_WORK INSTRUCTIONS_: Exclude the pictures and retype the entries as written.

_AVAILABLE RECORDS_:
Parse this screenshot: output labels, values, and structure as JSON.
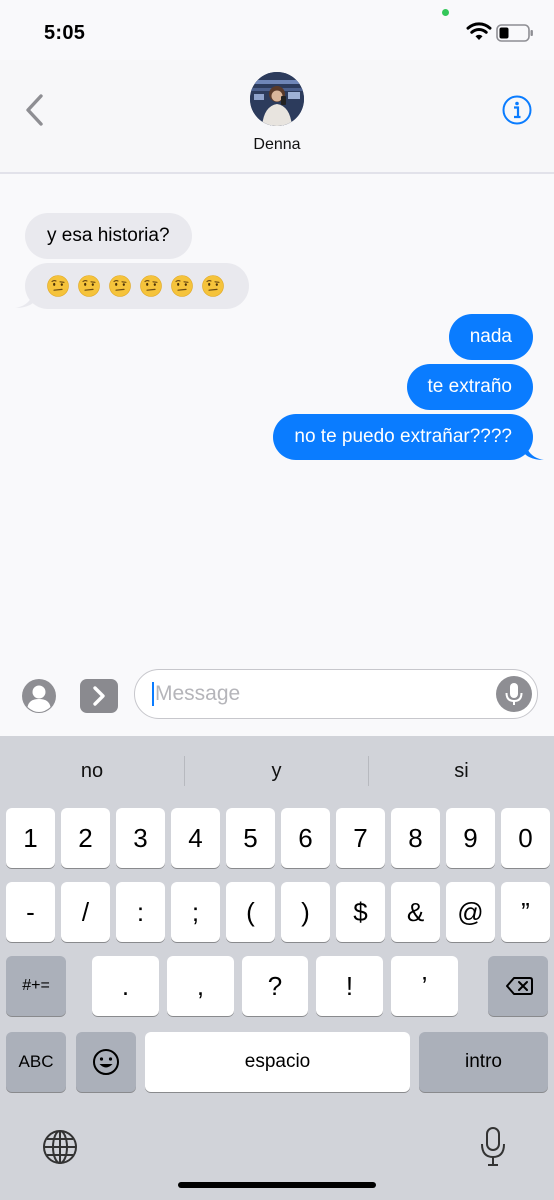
{
  "status_bar": {
    "time": "5:05"
  },
  "header": {
    "contact_name": "Denna"
  },
  "messages": [
    {
      "direction": "received",
      "text": "y esa historia?"
    },
    {
      "direction": "received",
      "text": "🤨🤨🤨🤨🤨🤨",
      "kind": "emoji",
      "emoji_count": 6
    },
    {
      "direction": "sent",
      "text": "nada"
    },
    {
      "direction": "sent",
      "text": "te extraño"
    },
    {
      "direction": "sent",
      "text": "no te puedo extrañar????"
    }
  ],
  "input": {
    "placeholder": "Message"
  },
  "keyboard": {
    "suggestions": [
      "no",
      "y",
      "si"
    ],
    "row1": [
      "1",
      "2",
      "3",
      "4",
      "5",
      "6",
      "7",
      "8",
      "9",
      "0"
    ],
    "row2": [
      "-",
      "/",
      ":",
      ";",
      "(",
      ")",
      "$",
      "&",
      "@",
      "”"
    ],
    "row3_left": "#+=",
    "row3": [
      ".",
      ",",
      "?",
      "!",
      "’"
    ],
    "row4_left": "ABC",
    "space": "espacio",
    "return": "intro"
  },
  "colors": {
    "accent": "#0a7cff",
    "received_bubble": "#e9e9ee",
    "keyboard_bg": "#d1d3d9"
  }
}
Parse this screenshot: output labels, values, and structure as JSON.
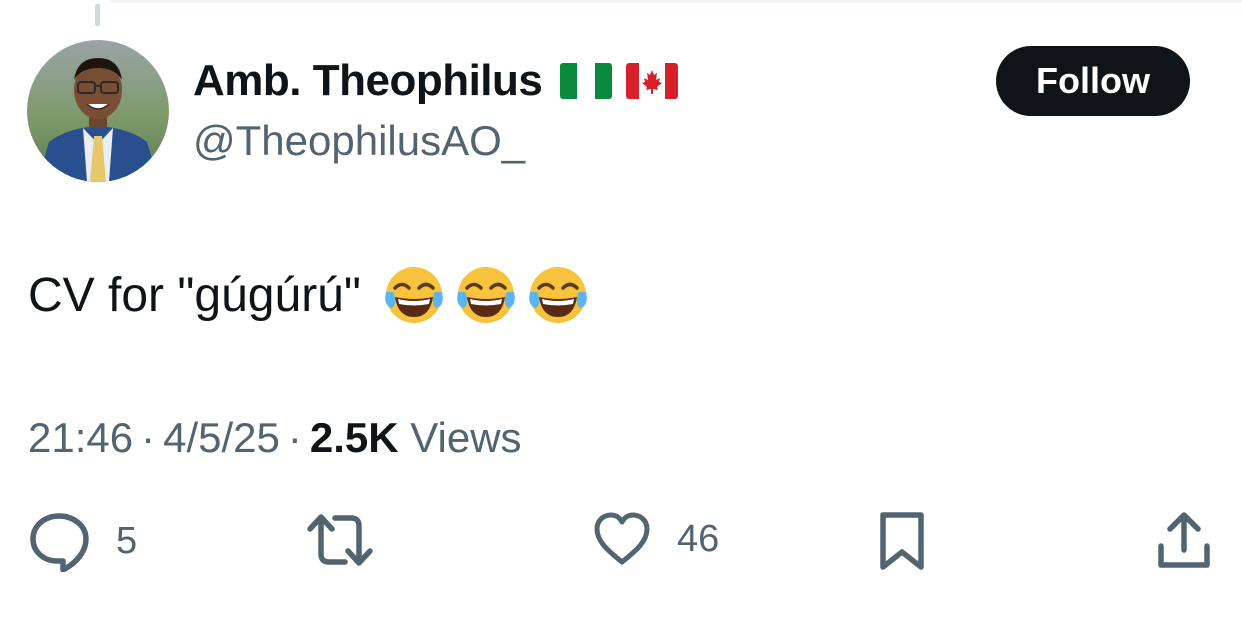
{
  "author": {
    "display_name": "Amb. Theophilus",
    "handle": "@TheophilusAO_",
    "flags": [
      "nigeria-flag",
      "canada-flag"
    ]
  },
  "follow_label": "Follow",
  "tweet": {
    "text": "CV for \"gúgúrú\"",
    "emojis": [
      "face-with-tears-of-joy",
      "face-with-tears-of-joy",
      "face-with-tears-of-joy"
    ]
  },
  "meta": {
    "time": "21:46",
    "separator": "·",
    "date": "4/5/25",
    "views_count": "2.5K",
    "views_label": "Views"
  },
  "actions": {
    "reply_count": "5",
    "like_count": "46"
  },
  "colors": {
    "text": "#0f1419",
    "secondary": "#536471",
    "button_bg": "#0f1419",
    "icon": "#536471"
  }
}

_OUTPUT BELOW_:
Parse this screenshot: output labels, values, and structure as JSON.
{
  "status_bar": {
    "time": "5:05"
  },
  "header": {
    "contact_name": "Denna"
  },
  "messages": [
    {
      "direction": "received",
      "text": "y esa historia?"
    },
    {
      "direction": "received",
      "text": "🤨🤨🤨🤨🤨🤨",
      "kind": "emoji",
      "emoji_count": 6
    },
    {
      "direction": "sent",
      "text": "nada"
    },
    {
      "direction": "sent",
      "text": "te extraño"
    },
    {
      "direction": "sent",
      "text": "no te puedo extrañar????"
    }
  ],
  "input": {
    "placeholder": "Message"
  },
  "keyboard": {
    "suggestions": [
      "no",
      "y",
      "si"
    ],
    "row1": [
      "1",
      "2",
      "3",
      "4",
      "5",
      "6",
      "7",
      "8",
      "9",
      "0"
    ],
    "row2": [
      "-",
      "/",
      ":",
      ";",
      "(",
      ")",
      "$",
      "&",
      "@",
      "”"
    ],
    "row3_left": "#+=",
    "row3": [
      ".",
      ",",
      "?",
      "!",
      "’"
    ],
    "row4_left": "ABC",
    "space": "espacio",
    "return": "intro"
  },
  "colors": {
    "accent": "#0a7cff",
    "received_bubble": "#e9e9ee",
    "keyboard_bg": "#d1d3d9"
  }
}
Parse this screenshot: output labels, values, and structure as JSON.
{
  "author": {
    "display_name": "Amb. Theophilus",
    "handle": "@TheophilusAO_",
    "flags": [
      "nigeria-flag",
      "canada-flag"
    ]
  },
  "follow_label": "Follow",
  "tweet": {
    "text": "CV for \"gúgúrú\"",
    "emojis": [
      "face-with-tears-of-joy",
      "face-with-tears-of-joy",
      "face-with-tears-of-joy"
    ]
  },
  "meta": {
    "time": "21:46",
    "separator": "·",
    "date": "4/5/25",
    "views_count": "2.5K",
    "views_label": "Views"
  },
  "actions": {
    "reply_count": "5",
    "like_count": "46"
  },
  "colors": {
    "text": "#0f1419",
    "secondary": "#536471",
    "button_bg": "#0f1419",
    "icon": "#536471"
  }
}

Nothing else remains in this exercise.